● **SUPPLIED MATERIAL**:

◆ ◆ ◆ ◆ ◆

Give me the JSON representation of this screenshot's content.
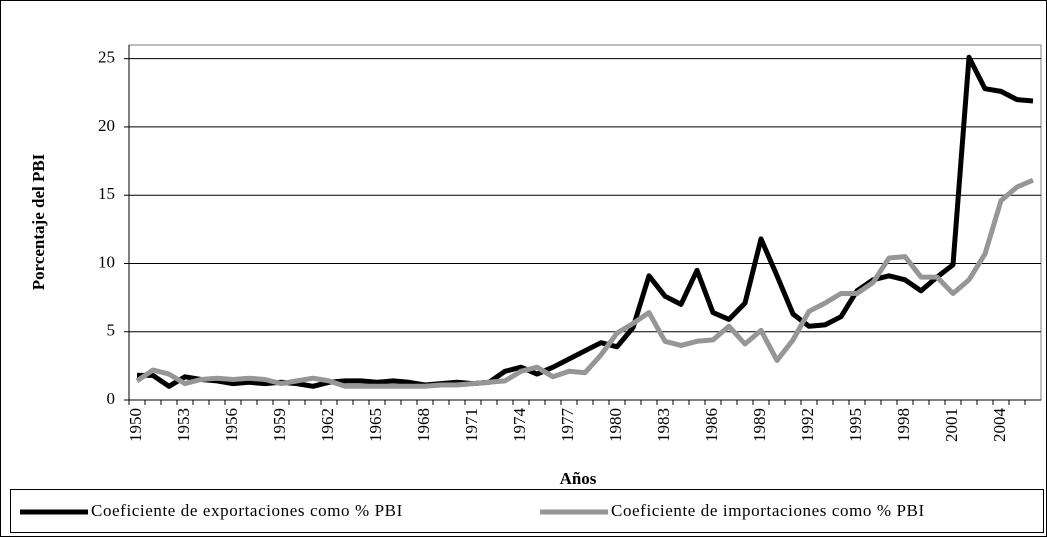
{
  "chart_data": {
    "type": "line",
    "y_label": "Porcentaje del PBI",
    "x_label": "Años",
    "categories": [
      "1950",
      null,
      null,
      "1953",
      null,
      null,
      "1956",
      null,
      null,
      "1959",
      null,
      null,
      "1962",
      null,
      null,
      "1965",
      null,
      null,
      "1968",
      null,
      null,
      "1971",
      null,
      null,
      "1974",
      null,
      null,
      "1977",
      null,
      null,
      "1980",
      null,
      null,
      "1983",
      null,
      null,
      "1986",
      null,
      null,
      "1989",
      null,
      null,
      "1992",
      null,
      null,
      "1995",
      null,
      null,
      "1998",
      null,
      null,
      "2001",
      null,
      null,
      "2004",
      null,
      null
    ],
    "series": [
      {
        "name": "Coeficiente de exportaciones como % PBI",
        "color": "#000000",
        "values": [
          1.8,
          1.8,
          1.0,
          1.7,
          1.5,
          1.4,
          1.2,
          1.3,
          1.2,
          1.3,
          1.2,
          1.0,
          1.3,
          1.4,
          1.4,
          1.3,
          1.4,
          1.3,
          1.1,
          1.2,
          1.3,
          1.2,
          1.3,
          2.1,
          2.4,
          1.9,
          2.4,
          3.0,
          3.6,
          4.2,
          3.9,
          5.3,
          9.1,
          7.6,
          7.0,
          9.5,
          6.4,
          5.9,
          7.1,
          11.8,
          9.1,
          6.3,
          5.4,
          5.5,
          6.1,
          8.0,
          8.8,
          9.1,
          8.8,
          8.0,
          9.0,
          9.9,
          25.1,
          22.8,
          22.6,
          22.0,
          21.9
        ]
      },
      {
        "name": "Coeficiente de importaciones como % PBI",
        "color": "#969696",
        "values": [
          1.4,
          2.2,
          1.9,
          1.2,
          1.5,
          1.6,
          1.5,
          1.6,
          1.5,
          1.2,
          1.4,
          1.6,
          1.4,
          1.0,
          1.0,
          1.0,
          1.0,
          1.0,
          1.0,
          1.1,
          1.1,
          1.2,
          1.3,
          1.4,
          2.1,
          2.4,
          1.7,
          2.1,
          2.0,
          3.3,
          4.9,
          5.6,
          6.4,
          4.3,
          4.0,
          4.3,
          4.4,
          5.4,
          4.1,
          5.1,
          2.9,
          4.4,
          6.5,
          7.1,
          7.8,
          7.8,
          8.6,
          10.4,
          10.5,
          9.0,
          9.0,
          7.8,
          8.8,
          10.7,
          14.6,
          15.6,
          16.1
        ]
      }
    ],
    "ylim": [
      0,
      26
    ],
    "yticks": [
      0,
      5,
      10,
      15,
      20,
      25
    ],
    "grid": true
  }
}
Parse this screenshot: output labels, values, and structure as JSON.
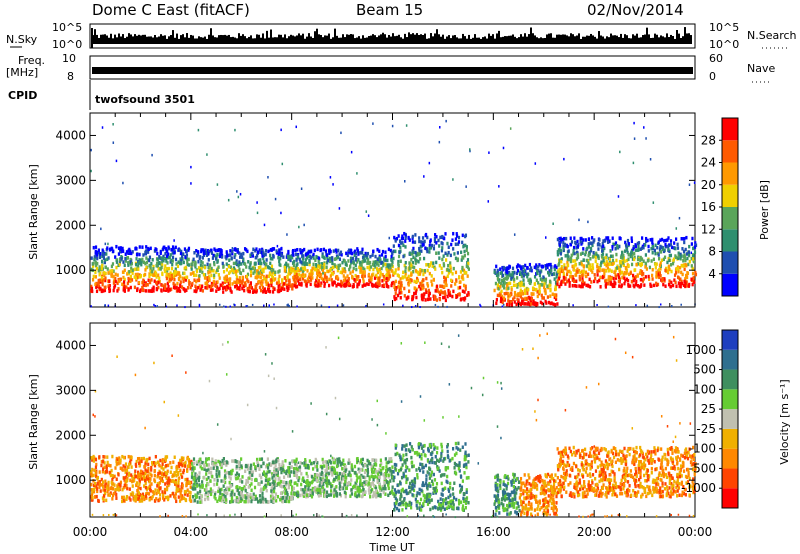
{
  "header": {
    "radar": "Dome C East (fitACF)",
    "beam": "Beam 15",
    "date": "02/Nov/2014"
  },
  "strips": {
    "nsky_label": "N.Sky",
    "nsky_top": "10^5",
    "nsky_bottom": "10^0",
    "nsearch_label": "N.Search",
    "freq_label_1": "Freq.",
    "freq_label_2": "[MHz]",
    "freq_top": "10",
    "freq_bottom": "8",
    "nave_top": "60",
    "nave_bottom": "0",
    "nave_label": "Nave",
    "cpid_label": "CPID",
    "cpid_value": "twofsound 3501"
  },
  "chart_data": [
    {
      "type": "heatmap",
      "title": "",
      "xlabel": "Time UT",
      "ylabel": "Slant Range [km]",
      "x_ticks": [
        "00:00",
        "04:00",
        "08:00",
        "12:00",
        "16:00",
        "20:00",
        "00:00"
      ],
      "y_ticks": [
        "1000",
        "2000",
        "3000",
        "4000"
      ],
      "ylim": [
        180,
        4500
      ],
      "xlim_hours": [
        0,
        24
      ],
      "colorbar": {
        "label": "Power [dB]",
        "ticks": [
          "4",
          "8",
          "12",
          "16",
          "20",
          "24",
          "28"
        ],
        "range": [
          0,
          30
        ]
      },
      "approx_echo_bands_hours_km": [
        {
          "t0": 0,
          "t1": 4,
          "r0": 500,
          "r1": 1500
        },
        {
          "t0": 4,
          "t1": 8,
          "r0": 480,
          "r1": 1450
        },
        {
          "t0": 8,
          "t1": 12,
          "r0": 600,
          "r1": 1450
        },
        {
          "t0": 12,
          "t1": 15,
          "r0": 300,
          "r1": 1800
        },
        {
          "t0": 16,
          "t1": 18.5,
          "r0": 200,
          "r1": 1100
        },
        {
          "t0": 18.5,
          "t1": 24,
          "r0": 600,
          "r1": 1700
        }
      ]
    },
    {
      "type": "heatmap",
      "title": "",
      "xlabel": "Time UT",
      "ylabel": "Slant Range [km]",
      "x_ticks": [
        "00:00",
        "04:00",
        "08:00",
        "12:00",
        "16:00",
        "20:00",
        "00:00"
      ],
      "y_ticks": [
        "1000",
        "2000",
        "3000",
        "4000"
      ],
      "ylim": [
        180,
        4500
      ],
      "xlim_hours": [
        0,
        24
      ],
      "colorbar": {
        "label": "Velocity [m s⁻¹]",
        "ticks": [
          "1000",
          "500",
          "100",
          "25",
          "-25",
          "-100",
          "-500",
          "-1000"
        ]
      }
    }
  ],
  "colors": {
    "power_scale": [
      "#0000ff",
      "#1f4fb0",
      "#2f8f6f",
      "#5aa55a",
      "#f0d000",
      "#ff9900",
      "#ff5a00",
      "#ff0000"
    ],
    "velocity_scale": [
      "#1f3fbf",
      "#2f6f8f",
      "#3f8f5f",
      "#66cc33",
      "#c0c0b0",
      "#f0b000",
      "#ff8800",
      "#ff4400",
      "#ff0000"
    ]
  }
}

◆ ◆ ◆ ◆ ◆

● **DIRECTIONS FOR THIS TASK**: Can you repeat every record above exactly, apart from the pictures?

● **RESULT OF THIS TASK**:
Give me the JSON representation of this screenshot's content.
{
  "chart_data": {
    "type": "line",
    "y_label": "Porcentaje del PBI",
    "x_label": "Años",
    "categories": [
      "1950",
      null,
      null,
      "1953",
      null,
      null,
      "1956",
      null,
      null,
      "1959",
      null,
      null,
      "1962",
      null,
      null,
      "1965",
      null,
      null,
      "1968",
      null,
      null,
      "1971",
      null,
      null,
      "1974",
      null,
      null,
      "1977",
      null,
      null,
      "1980",
      null,
      null,
      "1983",
      null,
      null,
      "1986",
      null,
      null,
      "1989",
      null,
      null,
      "1992",
      null,
      null,
      "1995",
      null,
      null,
      "1998",
      null,
      null,
      "2001",
      null,
      null,
      "2004",
      null,
      null
    ],
    "series": [
      {
        "name": "Coeficiente de exportaciones como % PBI",
        "color": "#000000",
        "values": [
          1.8,
          1.8,
          1.0,
          1.7,
          1.5,
          1.4,
          1.2,
          1.3,
          1.2,
          1.3,
          1.2,
          1.0,
          1.3,
          1.4,
          1.4,
          1.3,
          1.4,
          1.3,
          1.1,
          1.2,
          1.3,
          1.2,
          1.3,
          2.1,
          2.4,
          1.9,
          2.4,
          3.0,
          3.6,
          4.2,
          3.9,
          5.3,
          9.1,
          7.6,
          7.0,
          9.5,
          6.4,
          5.9,
          7.1,
          11.8,
          9.1,
          6.3,
          5.4,
          5.5,
          6.1,
          8.0,
          8.8,
          9.1,
          8.8,
          8.0,
          9.0,
          9.9,
          25.1,
          22.8,
          22.6,
          22.0,
          21.9
        ]
      },
      {
        "name": "Coeficiente de importaciones como % PBI",
        "color": "#969696",
        "values": [
          1.4,
          2.2,
          1.9,
          1.2,
          1.5,
          1.6,
          1.5,
          1.6,
          1.5,
          1.2,
          1.4,
          1.6,
          1.4,
          1.0,
          1.0,
          1.0,
          1.0,
          1.0,
          1.0,
          1.1,
          1.1,
          1.2,
          1.3,
          1.4,
          2.1,
          2.4,
          1.7,
          2.1,
          2.0,
          3.3,
          4.9,
          5.6,
          6.4,
          4.3,
          4.0,
          4.3,
          4.4,
          5.4,
          4.1,
          5.1,
          2.9,
          4.4,
          6.5,
          7.1,
          7.8,
          7.8,
          8.6,
          10.4,
          10.5,
          9.0,
          9.0,
          7.8,
          8.8,
          10.7,
          14.6,
          15.6,
          16.1
        ]
      }
    ],
    "ylim": [
      0,
      26
    ],
    "yticks": [
      0,
      5,
      10,
      15,
      20,
      25
    ],
    "grid": true
  }
}
Parse this screenshot: output labels, values, and structure as JSON.
{
  "header": {
    "radar": "Dome C East (fitACF)",
    "beam": "Beam 15",
    "date": "02/Nov/2014"
  },
  "strips": {
    "nsky_label": "N.Sky",
    "nsky_top": "10^5",
    "nsky_bottom": "10^0",
    "nsearch_label": "N.Search",
    "freq_label_1": "Freq.",
    "freq_label_2": "[MHz]",
    "freq_top": "10",
    "freq_bottom": "8",
    "nave_top": "60",
    "nave_bottom": "0",
    "nave_label": "Nave",
    "cpid_label": "CPID",
    "cpid_value": "twofsound 3501"
  },
  "chart_data": [
    {
      "type": "heatmap",
      "title": "",
      "xlabel": "Time UT",
      "ylabel": "Slant Range [km]",
      "x_ticks": [
        "00:00",
        "04:00",
        "08:00",
        "12:00",
        "16:00",
        "20:00",
        "00:00"
      ],
      "y_ticks": [
        "1000",
        "2000",
        "3000",
        "4000"
      ],
      "ylim": [
        180,
        4500
      ],
      "xlim_hours": [
        0,
        24
      ],
      "colorbar": {
        "label": "Power [dB]",
        "ticks": [
          "4",
          "8",
          "12",
          "16",
          "20",
          "24",
          "28"
        ],
        "range": [
          0,
          30
        ]
      },
      "approx_echo_bands_hours_km": [
        {
          "t0": 0,
          "t1": 4,
          "r0": 500,
          "r1": 1500
        },
        {
          "t0": 4,
          "t1": 8,
          "r0": 480,
          "r1": 1450
        },
        {
          "t0": 8,
          "t1": 12,
          "r0": 600,
          "r1": 1450
        },
        {
          "t0": 12,
          "t1": 15,
          "r0": 300,
          "r1": 1800
        },
        {
          "t0": 16,
          "t1": 18.5,
          "r0": 200,
          "r1": 1100
        },
        {
          "t0": 18.5,
          "t1": 24,
          "r0": 600,
          "r1": 1700
        }
      ]
    },
    {
      "type": "heatmap",
      "title": "",
      "xlabel": "Time UT",
      "ylabel": "Slant Range [km]",
      "x_ticks": [
        "00:00",
        "04:00",
        "08:00",
        "12:00",
        "16:00",
        "20:00",
        "00:00"
      ],
      "y_ticks": [
        "1000",
        "2000",
        "3000",
        "4000"
      ],
      "ylim": [
        180,
        4500
      ],
      "xlim_hours": [
        0,
        24
      ],
      "colorbar": {
        "label": "Velocity [m s⁻¹]",
        "ticks": [
          "1000",
          "500",
          "100",
          "25",
          "-25",
          "-100",
          "-500",
          "-1000"
        ]
      }
    }
  ],
  "colors": {
    "power_scale": [
      "#0000ff",
      "#1f4fb0",
      "#2f8f6f",
      "#5aa55a",
      "#f0d000",
      "#ff9900",
      "#ff5a00",
      "#ff0000"
    ],
    "velocity_scale": [
      "#1f3fbf",
      "#2f6f8f",
      "#3f8f5f",
      "#66cc33",
      "#c0c0b0",
      "#f0b000",
      "#ff8800",
      "#ff4400",
      "#ff0000"
    ]
  }
}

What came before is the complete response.